Look through the records that follow. Copy every line containing the word "JSON".

START AVAILABLE DATA

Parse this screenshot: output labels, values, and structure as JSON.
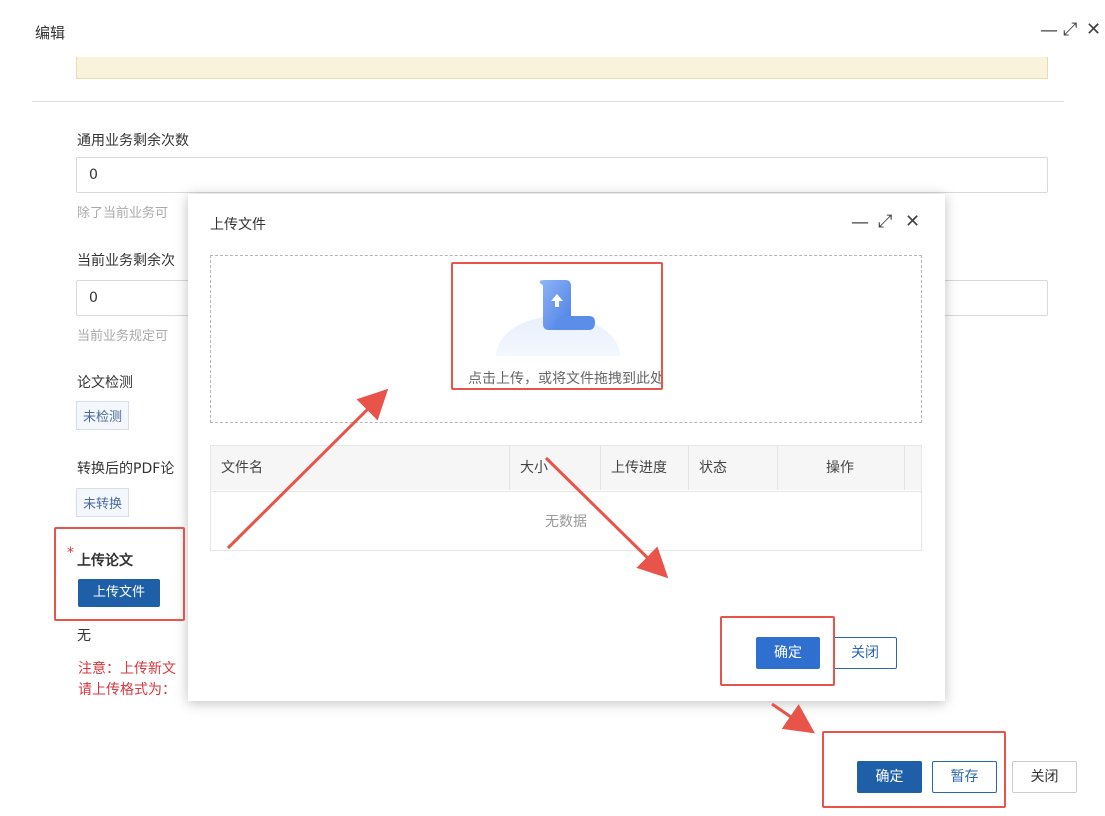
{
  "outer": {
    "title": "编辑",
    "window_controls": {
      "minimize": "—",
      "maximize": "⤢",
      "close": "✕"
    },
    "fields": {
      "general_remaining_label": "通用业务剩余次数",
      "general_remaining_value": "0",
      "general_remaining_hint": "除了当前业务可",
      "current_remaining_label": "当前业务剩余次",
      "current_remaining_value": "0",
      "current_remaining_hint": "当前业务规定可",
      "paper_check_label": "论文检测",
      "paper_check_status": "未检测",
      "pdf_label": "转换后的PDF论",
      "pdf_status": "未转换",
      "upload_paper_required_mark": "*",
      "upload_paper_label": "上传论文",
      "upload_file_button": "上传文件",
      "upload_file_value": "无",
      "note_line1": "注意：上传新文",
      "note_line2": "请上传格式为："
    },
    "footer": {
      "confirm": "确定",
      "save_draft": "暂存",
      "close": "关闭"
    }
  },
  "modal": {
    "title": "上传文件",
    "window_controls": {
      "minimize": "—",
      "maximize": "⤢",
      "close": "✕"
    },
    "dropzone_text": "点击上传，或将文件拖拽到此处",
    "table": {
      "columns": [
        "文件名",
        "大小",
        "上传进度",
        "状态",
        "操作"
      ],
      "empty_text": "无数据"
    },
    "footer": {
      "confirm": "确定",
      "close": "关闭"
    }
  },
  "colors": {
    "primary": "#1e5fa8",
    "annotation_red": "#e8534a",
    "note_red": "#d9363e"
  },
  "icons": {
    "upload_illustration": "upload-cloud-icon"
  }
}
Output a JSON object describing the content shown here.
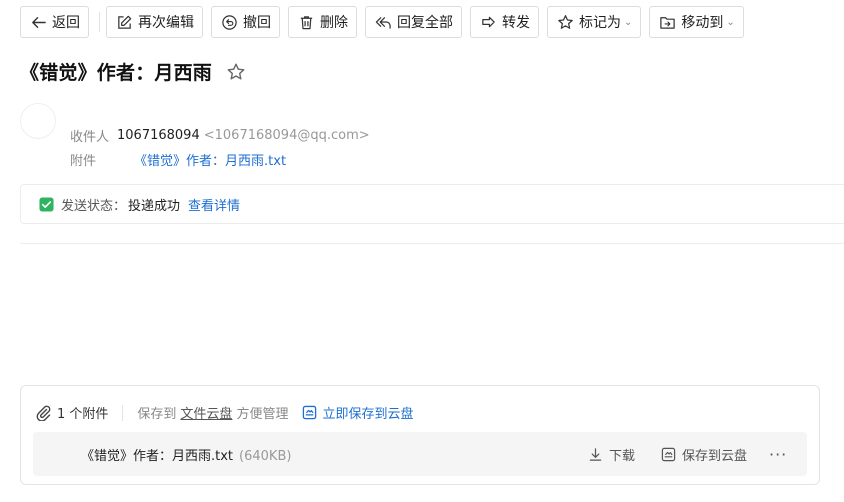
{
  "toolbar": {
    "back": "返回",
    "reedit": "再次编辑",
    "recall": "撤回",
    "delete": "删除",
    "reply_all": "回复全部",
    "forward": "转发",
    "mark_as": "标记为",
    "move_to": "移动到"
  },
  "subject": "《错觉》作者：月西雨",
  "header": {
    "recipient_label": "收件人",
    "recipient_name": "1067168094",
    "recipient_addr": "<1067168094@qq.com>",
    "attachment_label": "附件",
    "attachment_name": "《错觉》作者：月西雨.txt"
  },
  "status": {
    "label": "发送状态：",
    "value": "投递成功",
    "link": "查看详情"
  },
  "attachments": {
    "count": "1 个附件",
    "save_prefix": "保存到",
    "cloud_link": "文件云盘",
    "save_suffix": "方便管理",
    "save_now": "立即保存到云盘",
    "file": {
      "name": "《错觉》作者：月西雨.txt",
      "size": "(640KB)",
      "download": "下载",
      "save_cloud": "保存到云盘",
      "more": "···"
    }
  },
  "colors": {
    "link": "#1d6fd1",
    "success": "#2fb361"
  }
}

END AVAILABLE DATA

OUTPUT BELOW -
Parse this screenshot: output labels, values, and structure as JSON.
Output a JSON object describing the content shown here.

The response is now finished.